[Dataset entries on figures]
[start]

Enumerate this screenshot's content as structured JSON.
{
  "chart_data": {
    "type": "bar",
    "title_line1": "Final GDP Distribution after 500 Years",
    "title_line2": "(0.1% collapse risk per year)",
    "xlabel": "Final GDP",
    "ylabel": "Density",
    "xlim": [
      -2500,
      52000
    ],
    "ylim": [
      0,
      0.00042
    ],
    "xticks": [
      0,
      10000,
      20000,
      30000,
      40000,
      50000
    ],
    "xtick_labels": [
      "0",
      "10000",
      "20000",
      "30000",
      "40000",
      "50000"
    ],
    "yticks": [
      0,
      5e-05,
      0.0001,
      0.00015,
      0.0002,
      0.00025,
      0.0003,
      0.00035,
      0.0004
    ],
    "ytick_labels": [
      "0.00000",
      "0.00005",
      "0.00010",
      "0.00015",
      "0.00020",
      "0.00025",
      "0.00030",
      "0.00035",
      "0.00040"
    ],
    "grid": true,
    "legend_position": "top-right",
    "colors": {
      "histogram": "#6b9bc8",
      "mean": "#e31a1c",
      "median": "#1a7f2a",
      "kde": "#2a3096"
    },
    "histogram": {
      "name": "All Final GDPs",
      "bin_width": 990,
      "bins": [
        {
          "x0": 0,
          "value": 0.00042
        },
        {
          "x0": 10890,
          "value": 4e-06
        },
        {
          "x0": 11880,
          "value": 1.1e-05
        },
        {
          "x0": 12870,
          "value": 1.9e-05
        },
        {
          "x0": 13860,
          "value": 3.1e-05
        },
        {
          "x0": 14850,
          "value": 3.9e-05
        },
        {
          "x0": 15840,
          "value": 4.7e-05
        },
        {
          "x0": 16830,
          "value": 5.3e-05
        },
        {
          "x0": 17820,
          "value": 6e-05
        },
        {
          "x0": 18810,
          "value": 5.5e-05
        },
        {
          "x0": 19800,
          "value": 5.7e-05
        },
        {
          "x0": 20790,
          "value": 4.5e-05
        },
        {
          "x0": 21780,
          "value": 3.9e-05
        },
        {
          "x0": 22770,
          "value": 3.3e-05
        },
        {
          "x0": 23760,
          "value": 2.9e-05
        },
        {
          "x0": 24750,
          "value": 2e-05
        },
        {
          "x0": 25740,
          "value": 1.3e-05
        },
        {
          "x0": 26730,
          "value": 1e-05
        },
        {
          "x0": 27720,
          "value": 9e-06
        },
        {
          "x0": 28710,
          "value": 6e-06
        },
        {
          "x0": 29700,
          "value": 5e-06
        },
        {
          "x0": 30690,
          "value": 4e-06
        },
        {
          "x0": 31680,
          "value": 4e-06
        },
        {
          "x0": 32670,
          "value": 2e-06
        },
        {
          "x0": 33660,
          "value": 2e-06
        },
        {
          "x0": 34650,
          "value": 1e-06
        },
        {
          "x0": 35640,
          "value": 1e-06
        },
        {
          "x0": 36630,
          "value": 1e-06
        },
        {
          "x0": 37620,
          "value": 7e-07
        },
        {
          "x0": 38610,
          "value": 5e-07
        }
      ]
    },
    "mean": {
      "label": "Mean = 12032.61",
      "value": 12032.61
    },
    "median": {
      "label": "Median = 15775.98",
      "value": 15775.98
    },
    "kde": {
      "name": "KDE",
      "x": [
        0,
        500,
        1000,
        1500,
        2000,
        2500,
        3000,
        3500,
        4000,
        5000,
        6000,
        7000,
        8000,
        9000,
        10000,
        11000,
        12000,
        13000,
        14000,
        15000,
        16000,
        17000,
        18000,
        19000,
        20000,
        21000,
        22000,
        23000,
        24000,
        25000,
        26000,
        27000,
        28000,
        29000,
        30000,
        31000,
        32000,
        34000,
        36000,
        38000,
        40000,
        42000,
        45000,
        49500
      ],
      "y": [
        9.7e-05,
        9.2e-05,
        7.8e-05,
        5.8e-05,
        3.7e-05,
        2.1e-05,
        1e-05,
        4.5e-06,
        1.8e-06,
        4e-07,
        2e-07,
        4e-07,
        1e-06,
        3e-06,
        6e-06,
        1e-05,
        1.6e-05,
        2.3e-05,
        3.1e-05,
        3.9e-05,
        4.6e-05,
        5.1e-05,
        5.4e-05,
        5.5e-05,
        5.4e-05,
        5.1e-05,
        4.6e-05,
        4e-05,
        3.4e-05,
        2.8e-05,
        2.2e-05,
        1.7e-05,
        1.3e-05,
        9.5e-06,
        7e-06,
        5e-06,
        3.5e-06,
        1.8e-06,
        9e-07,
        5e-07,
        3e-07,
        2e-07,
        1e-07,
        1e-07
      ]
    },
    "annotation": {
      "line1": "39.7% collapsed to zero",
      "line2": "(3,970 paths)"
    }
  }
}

[end]

- **Task instructions**:
Please repeat all the records above exactly as they appear.

- **Task output**:
Enumerate this screenshot's content as structured JSON.
{
  "chart_data": {
    "type": "bar",
    "title_line1": "Final GDP Distribution after 500 Years",
    "title_line2": "(0.1% collapse risk per year)",
    "xlabel": "Final GDP",
    "ylabel": "Density",
    "xlim": [
      -2500,
      52000
    ],
    "ylim": [
      0,
      0.00042
    ],
    "xticks": [
      0,
      10000,
      20000,
      30000,
      40000,
      50000
    ],
    "xtick_labels": [
      "0",
      "10000",
      "20000",
      "30000",
      "40000",
      "50000"
    ],
    "yticks": [
      0,
      5e-05,
      0.0001,
      0.00015,
      0.0002,
      0.00025,
      0.0003,
      0.00035,
      0.0004
    ],
    "ytick_labels": [
      "0.00000",
      "0.00005",
      "0.00010",
      "0.00015",
      "0.00020",
      "0.00025",
      "0.00030",
      "0.00035",
      "0.00040"
    ],
    "grid": true,
    "legend_position": "top-right",
    "colors": {
      "histogram": "#6b9bc8",
      "mean": "#e31a1c",
      "median": "#1a7f2a",
      "kde": "#2a3096"
    },
    "histogram": {
      "name": "All Final GDPs",
      "bin_width": 990,
      "bins": [
        {
          "x0": 0,
          "value": 0.00042
        },
        {
          "x0": 10890,
          "value": 4e-06
        },
        {
          "x0": 11880,
          "value": 1.1e-05
        },
        {
          "x0": 12870,
          "value": 1.9e-05
        },
        {
          "x0": 13860,
          "value": 3.1e-05
        },
        {
          "x0": 14850,
          "value": 3.9e-05
        },
        {
          "x0": 15840,
          "value": 4.7e-05
        },
        {
          "x0": 16830,
          "value": 5.3e-05
        },
        {
          "x0": 17820,
          "value": 6e-05
        },
        {
          "x0": 18810,
          "value": 5.5e-05
        },
        {
          "x0": 19800,
          "value": 5.7e-05
        },
        {
          "x0": 20790,
          "value": 4.5e-05
        },
        {
          "x0": 21780,
          "value": 3.9e-05
        },
        {
          "x0": 22770,
          "value": 3.3e-05
        },
        {
          "x0": 23760,
          "value": 2.9e-05
        },
        {
          "x0": 24750,
          "value": 2e-05
        },
        {
          "x0": 25740,
          "value": 1.3e-05
        },
        {
          "x0": 26730,
          "value": 1e-05
        },
        {
          "x0": 27720,
          "value": 9e-06
        },
        {
          "x0": 28710,
          "value": 6e-06
        },
        {
          "x0": 29700,
          "value": 5e-06
        },
        {
          "x0": 30690,
          "value": 4e-06
        },
        {
          "x0": 31680,
          "value": 4e-06
        },
        {
          "x0": 32670,
          "value": 2e-06
        },
        {
          "x0": 33660,
          "value": 2e-06
        },
        {
          "x0": 34650,
          "value": 1e-06
        },
        {
          "x0": 35640,
          "value": 1e-06
        },
        {
          "x0": 36630,
          "value": 1e-06
        },
        {
          "x0": 37620,
          "value": 7e-07
        },
        {
          "x0": 38610,
          "value": 5e-07
        }
      ]
    },
    "mean": {
      "label": "Mean = 12032.61",
      "value": 12032.61
    },
    "median": {
      "label": "Median = 15775.98",
      "value": 15775.98
    },
    "kde": {
      "name": "KDE",
      "x": [
        0,
        500,
        1000,
        1500,
        2000,
        2500,
        3000,
        3500,
        4000,
        5000,
        6000,
        7000,
        8000,
        9000,
        10000,
        11000,
        12000,
        13000,
        14000,
        15000,
        16000,
        17000,
        18000,
        19000,
        20000,
        21000,
        22000,
        23000,
        24000,
        25000,
        26000,
        27000,
        28000,
        29000,
        30000,
        31000,
        32000,
        34000,
        36000,
        38000,
        40000,
        42000,
        45000,
        49500
      ],
      "y": [
        9.7e-05,
        9.2e-05,
        7.8e-05,
        5.8e-05,
        3.7e-05,
        2.1e-05,
        1e-05,
        4.5e-06,
        1.8e-06,
        4e-07,
        2e-07,
        4e-07,
        1e-06,
        3e-06,
        6e-06,
        1e-05,
        1.6e-05,
        2.3e-05,
        3.1e-05,
        3.9e-05,
        4.6e-05,
        5.1e-05,
        5.4e-05,
        5.5e-05,
        5.4e-05,
        5.1e-05,
        4.6e-05,
        4e-05,
        3.4e-05,
        2.8e-05,
        2.2e-05,
        1.7e-05,
        1.3e-05,
        9.5e-06,
        7e-06,
        5e-06,
        3.5e-06,
        1.8e-06,
        9e-07,
        5e-07,
        3e-07,
        2e-07,
        1e-07,
        1e-07
      ]
    },
    "annotation": {
      "line1": "39.7% collapsed to zero",
      "line2": "(3,970 paths)"
    }
  }
}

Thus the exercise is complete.